==== ENTRIES SHOWN

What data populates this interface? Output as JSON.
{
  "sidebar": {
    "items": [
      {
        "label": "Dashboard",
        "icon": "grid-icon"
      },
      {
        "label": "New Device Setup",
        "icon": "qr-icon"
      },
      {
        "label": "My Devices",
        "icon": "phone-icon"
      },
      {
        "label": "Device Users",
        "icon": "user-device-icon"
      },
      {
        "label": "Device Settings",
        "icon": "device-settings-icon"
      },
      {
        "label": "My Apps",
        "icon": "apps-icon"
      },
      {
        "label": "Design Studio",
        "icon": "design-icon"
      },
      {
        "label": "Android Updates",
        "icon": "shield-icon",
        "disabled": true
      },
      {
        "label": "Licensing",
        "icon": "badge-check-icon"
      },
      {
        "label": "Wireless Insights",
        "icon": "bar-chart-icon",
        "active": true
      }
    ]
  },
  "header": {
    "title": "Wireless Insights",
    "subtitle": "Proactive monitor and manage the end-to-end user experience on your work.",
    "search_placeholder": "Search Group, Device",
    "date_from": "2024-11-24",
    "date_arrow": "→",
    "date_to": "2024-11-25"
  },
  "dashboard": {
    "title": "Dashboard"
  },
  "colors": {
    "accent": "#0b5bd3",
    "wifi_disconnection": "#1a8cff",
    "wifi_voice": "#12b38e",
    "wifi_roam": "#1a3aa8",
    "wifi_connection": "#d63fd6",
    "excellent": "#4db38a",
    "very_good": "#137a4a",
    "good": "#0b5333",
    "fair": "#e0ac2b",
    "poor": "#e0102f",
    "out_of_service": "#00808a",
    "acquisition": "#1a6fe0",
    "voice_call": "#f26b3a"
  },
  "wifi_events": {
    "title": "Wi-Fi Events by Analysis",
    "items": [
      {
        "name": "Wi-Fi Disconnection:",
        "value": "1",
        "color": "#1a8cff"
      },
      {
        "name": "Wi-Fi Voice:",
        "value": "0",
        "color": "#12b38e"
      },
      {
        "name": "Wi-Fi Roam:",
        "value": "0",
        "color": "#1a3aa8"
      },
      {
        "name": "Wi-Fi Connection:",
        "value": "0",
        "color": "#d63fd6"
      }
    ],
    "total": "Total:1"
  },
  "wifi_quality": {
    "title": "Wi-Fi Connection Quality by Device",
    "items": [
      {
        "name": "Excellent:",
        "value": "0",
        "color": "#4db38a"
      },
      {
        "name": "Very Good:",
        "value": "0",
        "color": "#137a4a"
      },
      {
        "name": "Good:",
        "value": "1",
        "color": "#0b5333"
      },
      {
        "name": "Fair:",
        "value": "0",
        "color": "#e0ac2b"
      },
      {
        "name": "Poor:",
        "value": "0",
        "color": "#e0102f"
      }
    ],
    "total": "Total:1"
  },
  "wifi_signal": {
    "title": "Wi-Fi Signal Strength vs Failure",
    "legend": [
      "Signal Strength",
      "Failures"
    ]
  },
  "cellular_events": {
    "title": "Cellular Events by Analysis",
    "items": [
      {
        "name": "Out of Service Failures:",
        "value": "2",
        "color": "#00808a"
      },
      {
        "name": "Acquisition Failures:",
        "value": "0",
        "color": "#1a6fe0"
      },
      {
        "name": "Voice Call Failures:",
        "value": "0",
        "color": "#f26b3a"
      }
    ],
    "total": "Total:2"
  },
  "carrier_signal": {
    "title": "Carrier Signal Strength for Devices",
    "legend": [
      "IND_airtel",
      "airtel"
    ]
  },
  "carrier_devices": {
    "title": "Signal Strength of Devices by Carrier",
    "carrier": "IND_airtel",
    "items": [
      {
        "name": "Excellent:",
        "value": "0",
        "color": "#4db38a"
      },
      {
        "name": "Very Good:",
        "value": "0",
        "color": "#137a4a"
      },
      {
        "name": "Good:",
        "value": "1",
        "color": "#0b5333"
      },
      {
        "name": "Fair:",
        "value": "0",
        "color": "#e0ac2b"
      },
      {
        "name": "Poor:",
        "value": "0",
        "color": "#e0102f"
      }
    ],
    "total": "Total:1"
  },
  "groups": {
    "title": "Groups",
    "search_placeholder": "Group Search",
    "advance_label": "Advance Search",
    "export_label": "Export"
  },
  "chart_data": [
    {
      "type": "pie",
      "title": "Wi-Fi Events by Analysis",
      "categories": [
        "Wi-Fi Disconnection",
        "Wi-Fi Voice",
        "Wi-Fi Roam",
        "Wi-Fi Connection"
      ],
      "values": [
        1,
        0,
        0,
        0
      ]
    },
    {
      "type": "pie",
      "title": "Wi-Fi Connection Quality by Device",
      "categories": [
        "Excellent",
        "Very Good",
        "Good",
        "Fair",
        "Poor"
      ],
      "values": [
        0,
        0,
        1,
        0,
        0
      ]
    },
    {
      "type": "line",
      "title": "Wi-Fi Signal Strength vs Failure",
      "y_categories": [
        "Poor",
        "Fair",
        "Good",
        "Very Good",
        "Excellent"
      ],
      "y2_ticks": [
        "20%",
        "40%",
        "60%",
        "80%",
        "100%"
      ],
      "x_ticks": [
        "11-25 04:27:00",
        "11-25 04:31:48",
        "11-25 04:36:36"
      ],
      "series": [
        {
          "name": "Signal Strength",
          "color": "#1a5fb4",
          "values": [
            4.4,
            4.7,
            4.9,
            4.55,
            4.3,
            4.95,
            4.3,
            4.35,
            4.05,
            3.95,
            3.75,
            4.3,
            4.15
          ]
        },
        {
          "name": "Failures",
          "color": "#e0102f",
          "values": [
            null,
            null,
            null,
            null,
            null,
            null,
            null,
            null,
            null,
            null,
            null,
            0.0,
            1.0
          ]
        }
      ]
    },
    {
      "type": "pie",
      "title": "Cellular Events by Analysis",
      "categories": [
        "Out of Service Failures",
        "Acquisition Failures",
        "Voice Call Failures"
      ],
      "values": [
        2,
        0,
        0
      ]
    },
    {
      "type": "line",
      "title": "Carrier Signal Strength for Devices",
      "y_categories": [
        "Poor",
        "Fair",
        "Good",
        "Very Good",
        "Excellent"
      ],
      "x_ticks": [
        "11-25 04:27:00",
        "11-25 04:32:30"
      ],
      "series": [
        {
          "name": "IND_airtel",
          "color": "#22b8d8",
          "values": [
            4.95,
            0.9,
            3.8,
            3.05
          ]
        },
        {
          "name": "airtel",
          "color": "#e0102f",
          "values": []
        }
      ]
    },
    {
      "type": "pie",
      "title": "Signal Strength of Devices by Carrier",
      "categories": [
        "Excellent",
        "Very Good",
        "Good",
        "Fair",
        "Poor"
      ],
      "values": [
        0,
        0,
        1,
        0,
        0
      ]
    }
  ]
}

========

Copy out every line with the word "Analysis".

    "title": "Wi-Fi Events by Analysis",
    "title": "Cellular Events by Analysis",
      "title": "Wi-Fi Events by Analysis",
      "title": "Cellular Events by Analysis",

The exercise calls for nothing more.